# Start of The records
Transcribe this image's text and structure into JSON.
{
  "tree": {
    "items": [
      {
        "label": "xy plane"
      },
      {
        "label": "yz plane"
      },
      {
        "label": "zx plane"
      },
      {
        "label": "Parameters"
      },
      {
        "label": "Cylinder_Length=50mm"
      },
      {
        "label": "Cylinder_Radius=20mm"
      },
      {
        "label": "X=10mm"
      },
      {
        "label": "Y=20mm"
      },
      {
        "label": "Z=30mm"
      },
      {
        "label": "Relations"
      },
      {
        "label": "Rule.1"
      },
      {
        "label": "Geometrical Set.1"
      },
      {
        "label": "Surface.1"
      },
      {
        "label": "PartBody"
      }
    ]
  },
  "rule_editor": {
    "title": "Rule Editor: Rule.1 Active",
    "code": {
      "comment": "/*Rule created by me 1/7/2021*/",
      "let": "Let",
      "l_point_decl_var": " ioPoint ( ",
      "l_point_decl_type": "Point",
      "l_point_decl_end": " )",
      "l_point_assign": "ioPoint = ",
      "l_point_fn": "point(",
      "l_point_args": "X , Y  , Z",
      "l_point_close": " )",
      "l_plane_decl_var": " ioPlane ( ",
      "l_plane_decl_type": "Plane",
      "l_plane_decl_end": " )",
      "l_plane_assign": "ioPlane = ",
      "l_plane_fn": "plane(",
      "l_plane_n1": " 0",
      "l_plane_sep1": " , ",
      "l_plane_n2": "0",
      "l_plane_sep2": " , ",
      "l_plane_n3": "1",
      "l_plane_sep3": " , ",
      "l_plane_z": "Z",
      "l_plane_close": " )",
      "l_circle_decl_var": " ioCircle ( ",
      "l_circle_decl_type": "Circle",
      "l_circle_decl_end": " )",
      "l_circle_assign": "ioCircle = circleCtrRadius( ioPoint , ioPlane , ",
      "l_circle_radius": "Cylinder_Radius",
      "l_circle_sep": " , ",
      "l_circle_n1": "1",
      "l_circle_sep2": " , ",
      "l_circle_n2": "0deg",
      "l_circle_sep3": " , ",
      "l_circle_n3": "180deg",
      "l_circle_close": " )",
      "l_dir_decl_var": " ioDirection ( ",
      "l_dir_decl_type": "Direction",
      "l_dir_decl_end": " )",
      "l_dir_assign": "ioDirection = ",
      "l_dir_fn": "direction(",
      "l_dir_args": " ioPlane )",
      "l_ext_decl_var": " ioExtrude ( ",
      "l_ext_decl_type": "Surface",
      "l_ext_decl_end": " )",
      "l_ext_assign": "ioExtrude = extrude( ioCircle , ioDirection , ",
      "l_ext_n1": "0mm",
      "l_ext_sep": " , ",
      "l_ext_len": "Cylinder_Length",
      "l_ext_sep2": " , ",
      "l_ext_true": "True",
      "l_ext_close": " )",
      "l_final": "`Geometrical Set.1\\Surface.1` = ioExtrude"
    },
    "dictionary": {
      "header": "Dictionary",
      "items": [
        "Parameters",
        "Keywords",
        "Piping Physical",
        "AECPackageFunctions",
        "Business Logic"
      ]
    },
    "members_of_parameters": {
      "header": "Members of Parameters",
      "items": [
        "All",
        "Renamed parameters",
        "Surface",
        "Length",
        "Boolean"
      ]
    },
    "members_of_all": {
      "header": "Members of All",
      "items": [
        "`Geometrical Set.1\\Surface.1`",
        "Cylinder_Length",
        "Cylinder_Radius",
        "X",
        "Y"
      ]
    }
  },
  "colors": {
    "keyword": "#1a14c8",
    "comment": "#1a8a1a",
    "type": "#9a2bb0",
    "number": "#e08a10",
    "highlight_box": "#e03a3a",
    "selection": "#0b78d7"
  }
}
# End of The records
◆ **The problem**
Copy out the full listing exactly.

◆ **Result**
Transcribe this image's text and structure into JSON.
{
  "tree": {
    "items": [
      {
        "label": "xy plane"
      },
      {
        "label": "yz plane"
      },
      {
        "label": "zx plane"
      },
      {
        "label": "Parameters"
      },
      {
        "label": "Cylinder_Length=50mm"
      },
      {
        "label": "Cylinder_Radius=20mm"
      },
      {
        "label": "X=10mm"
      },
      {
        "label": "Y=20mm"
      },
      {
        "label": "Z=30mm"
      },
      {
        "label": "Relations"
      },
      {
        "label": "Rule.1"
      },
      {
        "label": "Geometrical Set.1"
      },
      {
        "label": "Surface.1"
      },
      {
        "label": "PartBody"
      }
    ]
  },
  "rule_editor": {
    "title": "Rule Editor: Rule.1 Active",
    "code": {
      "comment": "/*Rule created by me 1/7/2021*/",
      "let": "Let",
      "l_point_decl_var": " ioPoint ( ",
      "l_point_decl_type": "Point",
      "l_point_decl_end": " )",
      "l_point_assign": "ioPoint = ",
      "l_point_fn": "point(",
      "l_point_args": "X , Y  , Z",
      "l_point_close": " )",
      "l_plane_decl_var": " ioPlane ( ",
      "l_plane_decl_type": "Plane",
      "l_plane_decl_end": " )",
      "l_plane_assign": "ioPlane = ",
      "l_plane_fn": "plane(",
      "l_plane_n1": " 0",
      "l_plane_sep1": " , ",
      "l_plane_n2": "0",
      "l_plane_sep2": " , ",
      "l_plane_n3": "1",
      "l_plane_sep3": " , ",
      "l_plane_z": "Z",
      "l_plane_close": " )",
      "l_circle_decl_var": " ioCircle ( ",
      "l_circle_decl_type": "Circle",
      "l_circle_decl_end": " )",
      "l_circle_assign": "ioCircle = circleCtrRadius( ioPoint , ioPlane , ",
      "l_circle_radius": "Cylinder_Radius",
      "l_circle_sep": " , ",
      "l_circle_n1": "1",
      "l_circle_sep2": " , ",
      "l_circle_n2": "0deg",
      "l_circle_sep3": " , ",
      "l_circle_n3": "180deg",
      "l_circle_close": " )",
      "l_dir_decl_var": " ioDirection ( ",
      "l_dir_decl_type": "Direction",
      "l_dir_decl_end": " )",
      "l_dir_assign": "ioDirection = ",
      "l_dir_fn": "direction(",
      "l_dir_args": " ioPlane )",
      "l_ext_decl_var": " ioExtrude ( ",
      "l_ext_decl_type": "Surface",
      "l_ext_decl_end": " )",
      "l_ext_assign": "ioExtrude = extrude( ioCircle , ioDirection , ",
      "l_ext_n1": "0mm",
      "l_ext_sep": " , ",
      "l_ext_len": "Cylinder_Length",
      "l_ext_sep2": " , ",
      "l_ext_true": "True",
      "l_ext_close": " )",
      "l_final": "`Geometrical Set.1\\Surface.1` = ioExtrude"
    },
    "dictionary": {
      "header": "Dictionary",
      "items": [
        "Parameters",
        "Keywords",
        "Piping Physical",
        "AECPackageFunctions",
        "Business Logic"
      ]
    },
    "members_of_parameters": {
      "header": "Members of Parameters",
      "items": [
        "All",
        "Renamed parameters",
        "Surface",
        "Length",
        "Boolean"
      ]
    },
    "members_of_all": {
      "header": "Members of All",
      "items": [
        "`Geometrical Set.1\\Surface.1`",
        "Cylinder_Length",
        "Cylinder_Radius",
        "X",
        "Y"
      ]
    }
  },
  "colors": {
    "keyword": "#1a14c8",
    "comment": "#1a8a1a",
    "type": "#9a2bb0",
    "number": "#e08a10",
    "highlight_box": "#e03a3a",
    "selection": "#0b78d7"
  }
}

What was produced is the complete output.